◆ **Exercise task**
In the material below, find each line holding the string "INTX" and copy it.
-=-=-=-=-
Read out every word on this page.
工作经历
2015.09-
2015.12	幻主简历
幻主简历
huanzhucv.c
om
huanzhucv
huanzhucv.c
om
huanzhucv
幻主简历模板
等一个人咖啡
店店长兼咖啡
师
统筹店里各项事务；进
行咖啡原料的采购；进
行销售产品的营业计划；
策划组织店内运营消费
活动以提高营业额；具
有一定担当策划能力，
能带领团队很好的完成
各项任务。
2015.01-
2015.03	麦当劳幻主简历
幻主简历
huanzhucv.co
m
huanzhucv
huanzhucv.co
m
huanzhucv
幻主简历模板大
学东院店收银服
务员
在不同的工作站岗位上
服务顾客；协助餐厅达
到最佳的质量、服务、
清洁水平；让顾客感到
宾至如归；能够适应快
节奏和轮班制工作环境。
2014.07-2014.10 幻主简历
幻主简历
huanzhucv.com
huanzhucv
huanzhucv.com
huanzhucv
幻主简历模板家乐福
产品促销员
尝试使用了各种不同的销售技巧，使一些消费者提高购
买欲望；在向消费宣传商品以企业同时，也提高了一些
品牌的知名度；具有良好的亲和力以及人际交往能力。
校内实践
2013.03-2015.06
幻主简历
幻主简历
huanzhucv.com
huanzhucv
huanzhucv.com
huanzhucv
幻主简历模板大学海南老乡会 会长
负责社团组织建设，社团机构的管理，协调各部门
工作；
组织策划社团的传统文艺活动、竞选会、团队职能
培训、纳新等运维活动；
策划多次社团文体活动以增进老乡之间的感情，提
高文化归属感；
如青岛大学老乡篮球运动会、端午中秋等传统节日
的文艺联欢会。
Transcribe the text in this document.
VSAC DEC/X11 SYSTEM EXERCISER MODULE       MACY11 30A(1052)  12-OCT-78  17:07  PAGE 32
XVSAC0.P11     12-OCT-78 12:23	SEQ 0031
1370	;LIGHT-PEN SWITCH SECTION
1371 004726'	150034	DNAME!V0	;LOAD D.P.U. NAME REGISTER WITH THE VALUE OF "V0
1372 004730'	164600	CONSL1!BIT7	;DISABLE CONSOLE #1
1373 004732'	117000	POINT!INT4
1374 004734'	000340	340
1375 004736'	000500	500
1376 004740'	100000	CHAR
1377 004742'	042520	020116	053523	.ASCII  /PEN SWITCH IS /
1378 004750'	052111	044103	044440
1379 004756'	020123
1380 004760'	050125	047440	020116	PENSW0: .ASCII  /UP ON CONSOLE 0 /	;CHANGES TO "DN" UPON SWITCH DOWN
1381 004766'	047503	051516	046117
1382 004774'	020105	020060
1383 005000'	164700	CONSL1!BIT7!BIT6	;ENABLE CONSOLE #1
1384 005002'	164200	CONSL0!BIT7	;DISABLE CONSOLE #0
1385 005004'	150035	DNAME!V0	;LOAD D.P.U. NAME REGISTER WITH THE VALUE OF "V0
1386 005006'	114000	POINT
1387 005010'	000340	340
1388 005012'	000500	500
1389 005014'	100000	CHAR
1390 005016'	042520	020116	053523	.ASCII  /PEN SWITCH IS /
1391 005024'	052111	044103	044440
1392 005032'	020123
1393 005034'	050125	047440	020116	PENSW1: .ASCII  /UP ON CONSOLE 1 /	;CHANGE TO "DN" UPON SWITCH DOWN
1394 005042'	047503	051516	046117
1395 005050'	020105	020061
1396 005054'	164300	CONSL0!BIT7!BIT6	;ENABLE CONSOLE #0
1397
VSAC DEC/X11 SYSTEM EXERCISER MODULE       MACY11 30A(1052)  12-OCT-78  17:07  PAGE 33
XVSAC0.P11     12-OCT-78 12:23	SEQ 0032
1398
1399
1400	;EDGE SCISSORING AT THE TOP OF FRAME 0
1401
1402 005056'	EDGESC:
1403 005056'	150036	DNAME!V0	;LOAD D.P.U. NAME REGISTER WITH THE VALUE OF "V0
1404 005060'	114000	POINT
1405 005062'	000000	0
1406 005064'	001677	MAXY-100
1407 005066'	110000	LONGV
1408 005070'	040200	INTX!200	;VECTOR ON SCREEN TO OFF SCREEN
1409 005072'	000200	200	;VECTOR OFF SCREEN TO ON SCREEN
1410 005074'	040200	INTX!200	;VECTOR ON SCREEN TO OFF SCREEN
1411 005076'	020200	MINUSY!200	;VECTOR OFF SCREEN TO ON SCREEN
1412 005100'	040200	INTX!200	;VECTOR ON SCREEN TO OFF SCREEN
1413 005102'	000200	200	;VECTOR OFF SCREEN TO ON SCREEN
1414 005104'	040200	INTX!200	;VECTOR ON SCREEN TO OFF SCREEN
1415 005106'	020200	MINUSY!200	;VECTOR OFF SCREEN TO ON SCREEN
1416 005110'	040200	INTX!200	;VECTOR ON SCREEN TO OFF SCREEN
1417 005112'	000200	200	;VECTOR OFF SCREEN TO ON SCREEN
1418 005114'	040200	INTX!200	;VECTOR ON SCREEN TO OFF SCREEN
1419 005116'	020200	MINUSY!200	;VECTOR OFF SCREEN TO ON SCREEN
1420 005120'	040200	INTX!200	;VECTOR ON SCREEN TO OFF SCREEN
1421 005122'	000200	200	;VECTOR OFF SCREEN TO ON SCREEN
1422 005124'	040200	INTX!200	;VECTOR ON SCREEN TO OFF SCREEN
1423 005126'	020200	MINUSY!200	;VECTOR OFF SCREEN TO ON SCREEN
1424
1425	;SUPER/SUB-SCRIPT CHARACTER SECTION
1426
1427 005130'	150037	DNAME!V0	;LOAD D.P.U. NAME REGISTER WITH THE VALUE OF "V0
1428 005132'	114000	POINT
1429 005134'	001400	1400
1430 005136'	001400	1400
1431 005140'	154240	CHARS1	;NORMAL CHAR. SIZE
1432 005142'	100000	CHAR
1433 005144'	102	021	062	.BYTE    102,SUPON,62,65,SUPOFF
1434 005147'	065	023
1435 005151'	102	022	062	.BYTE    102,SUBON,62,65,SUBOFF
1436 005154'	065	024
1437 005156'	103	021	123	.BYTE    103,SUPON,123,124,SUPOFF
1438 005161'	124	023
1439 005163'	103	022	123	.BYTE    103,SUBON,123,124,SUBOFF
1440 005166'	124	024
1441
-=-=-=-=-
◆ **Result below**
1408 005070'	040200	INTX!200	;VECTOR ON SCREEN TO OFF SCREEN
1410 005074'	040200	INTX!200	;VECTOR ON SCREEN TO OFF SCREEN
1412 005100'	040200	INTX!200	;VECTOR ON SCREEN TO OFF SCREEN
1414 005104'	040200	INTX!200	;VECTOR ON SCREEN TO OFF SCREEN
1416 005110'	040200	INTX!200	;VECTOR ON SCREEN TO OFF SCREEN
1418 005114'	040200	INTX!200	;VECTOR ON SCREEN TO OFF SCREEN
1420 005120'	040200	INTX!200	;VECTOR ON SCREEN TO OFF SCREEN
1422 005124'	040200	INTX!200	;VECTOR ON SCREEN TO OFF SCREEN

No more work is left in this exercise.